Collected data:
---

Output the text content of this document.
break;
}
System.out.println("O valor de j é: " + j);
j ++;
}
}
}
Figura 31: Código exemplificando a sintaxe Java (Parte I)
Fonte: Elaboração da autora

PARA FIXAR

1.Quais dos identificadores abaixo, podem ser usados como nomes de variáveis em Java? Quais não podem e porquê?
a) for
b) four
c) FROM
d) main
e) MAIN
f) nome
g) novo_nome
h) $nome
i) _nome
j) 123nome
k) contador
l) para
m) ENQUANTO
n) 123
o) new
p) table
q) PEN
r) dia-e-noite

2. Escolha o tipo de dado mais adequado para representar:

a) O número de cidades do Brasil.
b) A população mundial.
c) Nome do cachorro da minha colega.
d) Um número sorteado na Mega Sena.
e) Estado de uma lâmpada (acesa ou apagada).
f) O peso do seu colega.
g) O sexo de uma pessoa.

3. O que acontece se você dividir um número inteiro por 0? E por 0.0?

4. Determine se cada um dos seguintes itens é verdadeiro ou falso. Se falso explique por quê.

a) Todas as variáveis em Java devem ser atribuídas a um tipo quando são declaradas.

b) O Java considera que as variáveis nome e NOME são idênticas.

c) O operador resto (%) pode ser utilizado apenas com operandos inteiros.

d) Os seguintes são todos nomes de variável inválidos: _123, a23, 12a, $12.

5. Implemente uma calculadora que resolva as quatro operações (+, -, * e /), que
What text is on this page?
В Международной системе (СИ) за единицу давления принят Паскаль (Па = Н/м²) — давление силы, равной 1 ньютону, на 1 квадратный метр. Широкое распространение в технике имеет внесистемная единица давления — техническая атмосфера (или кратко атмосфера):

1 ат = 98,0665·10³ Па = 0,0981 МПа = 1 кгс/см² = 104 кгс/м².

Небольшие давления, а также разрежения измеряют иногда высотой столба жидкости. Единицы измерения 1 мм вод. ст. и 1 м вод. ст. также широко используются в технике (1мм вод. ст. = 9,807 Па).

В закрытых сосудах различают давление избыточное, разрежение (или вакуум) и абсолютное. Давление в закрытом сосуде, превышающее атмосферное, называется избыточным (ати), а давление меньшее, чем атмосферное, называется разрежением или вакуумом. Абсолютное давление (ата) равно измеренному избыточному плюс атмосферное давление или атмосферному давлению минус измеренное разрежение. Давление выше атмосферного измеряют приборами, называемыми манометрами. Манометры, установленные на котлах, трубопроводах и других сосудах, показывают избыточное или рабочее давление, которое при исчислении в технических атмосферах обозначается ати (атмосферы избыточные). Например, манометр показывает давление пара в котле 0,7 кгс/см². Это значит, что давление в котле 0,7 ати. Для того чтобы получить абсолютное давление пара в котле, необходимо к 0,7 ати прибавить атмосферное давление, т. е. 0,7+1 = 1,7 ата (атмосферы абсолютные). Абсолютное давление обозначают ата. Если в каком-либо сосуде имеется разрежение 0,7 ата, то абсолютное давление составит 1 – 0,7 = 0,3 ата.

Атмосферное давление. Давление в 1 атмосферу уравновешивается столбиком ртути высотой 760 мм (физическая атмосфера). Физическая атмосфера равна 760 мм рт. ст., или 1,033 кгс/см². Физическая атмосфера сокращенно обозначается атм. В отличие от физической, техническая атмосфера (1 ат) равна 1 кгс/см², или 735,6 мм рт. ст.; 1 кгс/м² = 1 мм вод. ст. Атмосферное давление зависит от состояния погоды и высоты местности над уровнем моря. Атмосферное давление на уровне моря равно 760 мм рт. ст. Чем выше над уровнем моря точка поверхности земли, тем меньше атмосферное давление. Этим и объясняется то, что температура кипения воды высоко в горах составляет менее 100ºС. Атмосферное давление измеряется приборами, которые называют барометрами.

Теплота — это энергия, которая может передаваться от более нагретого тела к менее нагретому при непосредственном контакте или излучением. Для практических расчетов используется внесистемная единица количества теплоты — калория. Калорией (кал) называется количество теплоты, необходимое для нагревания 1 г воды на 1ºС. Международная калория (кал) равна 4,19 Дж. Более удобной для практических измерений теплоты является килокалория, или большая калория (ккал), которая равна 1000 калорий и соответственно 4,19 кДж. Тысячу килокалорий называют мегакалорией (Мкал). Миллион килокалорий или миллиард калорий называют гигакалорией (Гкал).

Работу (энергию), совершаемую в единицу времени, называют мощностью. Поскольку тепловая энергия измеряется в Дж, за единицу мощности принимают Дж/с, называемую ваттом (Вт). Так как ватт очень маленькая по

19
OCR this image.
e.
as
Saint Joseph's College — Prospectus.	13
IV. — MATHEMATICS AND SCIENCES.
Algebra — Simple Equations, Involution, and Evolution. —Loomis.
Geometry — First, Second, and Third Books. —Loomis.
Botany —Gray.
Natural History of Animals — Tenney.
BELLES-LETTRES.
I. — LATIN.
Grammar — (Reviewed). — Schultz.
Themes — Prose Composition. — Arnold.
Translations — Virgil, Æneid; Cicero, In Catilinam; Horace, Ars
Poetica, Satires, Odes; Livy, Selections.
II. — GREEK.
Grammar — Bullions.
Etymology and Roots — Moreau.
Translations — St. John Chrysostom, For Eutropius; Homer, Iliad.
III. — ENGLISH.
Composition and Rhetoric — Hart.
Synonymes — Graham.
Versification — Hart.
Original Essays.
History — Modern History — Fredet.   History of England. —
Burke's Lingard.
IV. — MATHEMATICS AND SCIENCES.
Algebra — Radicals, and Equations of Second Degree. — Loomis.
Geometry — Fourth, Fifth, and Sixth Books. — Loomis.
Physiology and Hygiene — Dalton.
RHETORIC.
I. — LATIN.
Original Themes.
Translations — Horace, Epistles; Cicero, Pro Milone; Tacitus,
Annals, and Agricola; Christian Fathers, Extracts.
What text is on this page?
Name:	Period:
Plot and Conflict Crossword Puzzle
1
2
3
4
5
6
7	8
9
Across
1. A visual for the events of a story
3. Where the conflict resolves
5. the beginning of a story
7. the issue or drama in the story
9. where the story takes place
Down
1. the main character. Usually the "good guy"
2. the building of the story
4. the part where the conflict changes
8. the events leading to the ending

---

▶ WHAT YOU HAVE TO DO: List every line above that holds the word "Themes".

▶ RESPONSE TO THIS TASK:
Themes — Prose Composition. — Arnold.
Original Themes.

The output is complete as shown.